INSTRUCTIONS FOR THE TASK: Copy the listing from the line with "Localize each UI" to the line with "annotation-layer: Mean [800, 157, 896, 764]", including both of those lines, and leave the pictures out of your answer.

RECORDS FOR PROCESSING:
— Start —

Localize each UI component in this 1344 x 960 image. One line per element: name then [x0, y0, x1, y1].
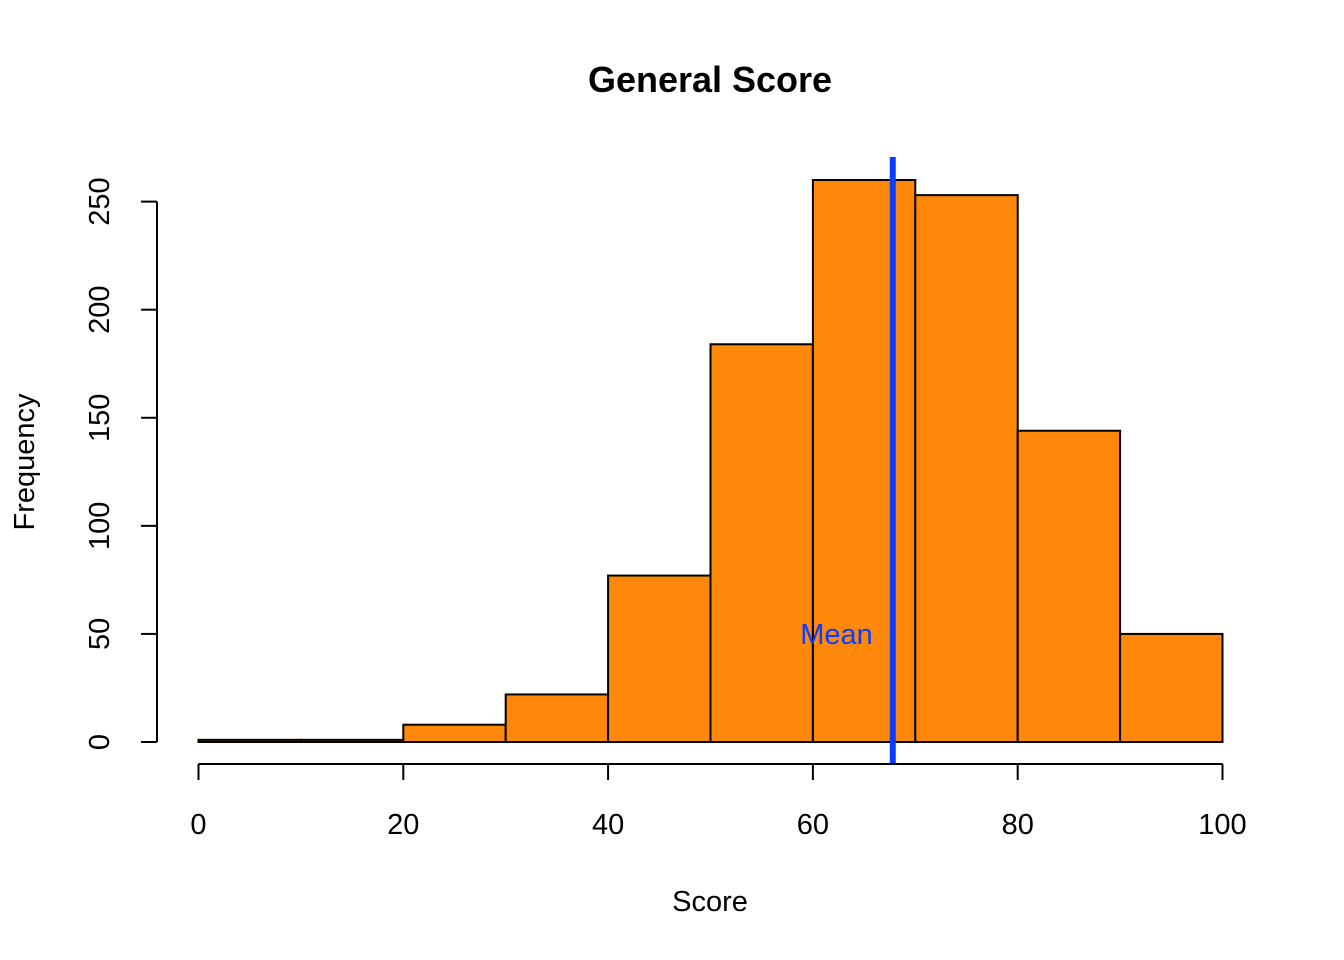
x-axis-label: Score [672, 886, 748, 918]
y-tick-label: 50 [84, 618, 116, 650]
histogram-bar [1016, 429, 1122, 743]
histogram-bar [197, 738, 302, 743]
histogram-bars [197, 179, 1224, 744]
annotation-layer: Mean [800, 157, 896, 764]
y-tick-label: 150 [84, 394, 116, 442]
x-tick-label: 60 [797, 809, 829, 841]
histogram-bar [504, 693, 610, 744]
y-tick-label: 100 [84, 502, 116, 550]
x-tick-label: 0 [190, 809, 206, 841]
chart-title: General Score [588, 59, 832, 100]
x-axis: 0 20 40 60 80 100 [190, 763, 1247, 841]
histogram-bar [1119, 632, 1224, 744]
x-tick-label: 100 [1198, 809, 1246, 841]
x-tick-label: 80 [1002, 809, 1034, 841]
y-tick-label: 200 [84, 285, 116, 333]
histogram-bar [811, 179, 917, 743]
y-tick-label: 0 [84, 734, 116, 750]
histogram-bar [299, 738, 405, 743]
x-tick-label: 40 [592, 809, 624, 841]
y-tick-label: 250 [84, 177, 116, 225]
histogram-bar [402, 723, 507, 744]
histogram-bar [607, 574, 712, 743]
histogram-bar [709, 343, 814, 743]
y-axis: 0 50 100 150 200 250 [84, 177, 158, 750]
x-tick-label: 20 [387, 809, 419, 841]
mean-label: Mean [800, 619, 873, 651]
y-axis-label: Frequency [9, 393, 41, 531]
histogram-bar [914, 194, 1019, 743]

— End —
— Start —

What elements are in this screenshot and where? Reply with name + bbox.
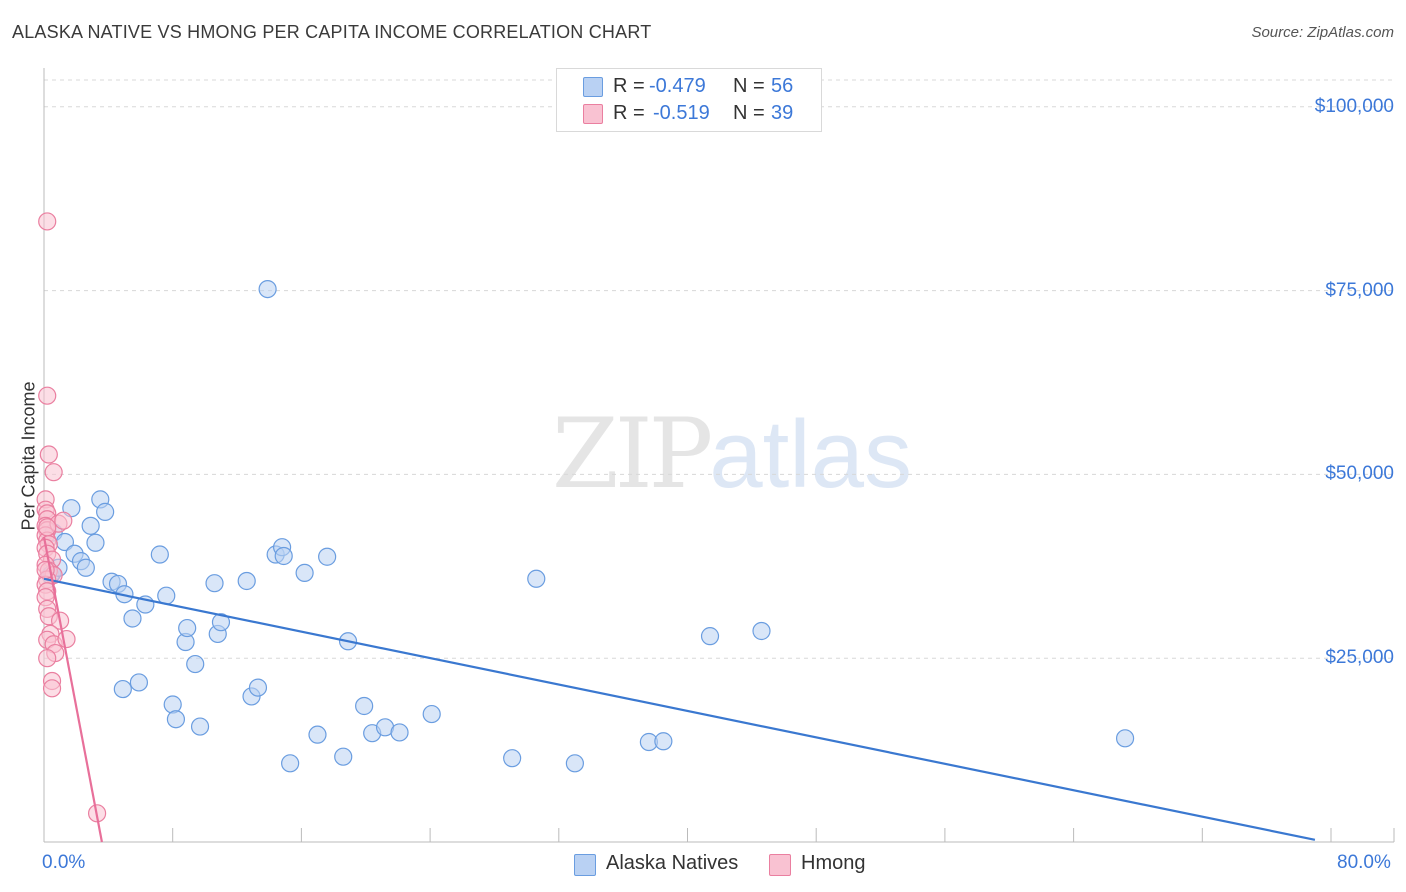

— End —

OUTPUT BELOW:
Localize each UI component in this 1344 x 960 image. One line per element: name then [x0, y0, x1, y1].
x-axis-label: Score [672, 886, 748, 918]
y-tick-label: 50 [84, 618, 116, 650]
histogram-bar [1016, 429, 1122, 743]
histogram-bar [197, 738, 302, 743]
histogram-bars [197, 179, 1224, 744]
annotation-layer: Mean [800, 157, 896, 764]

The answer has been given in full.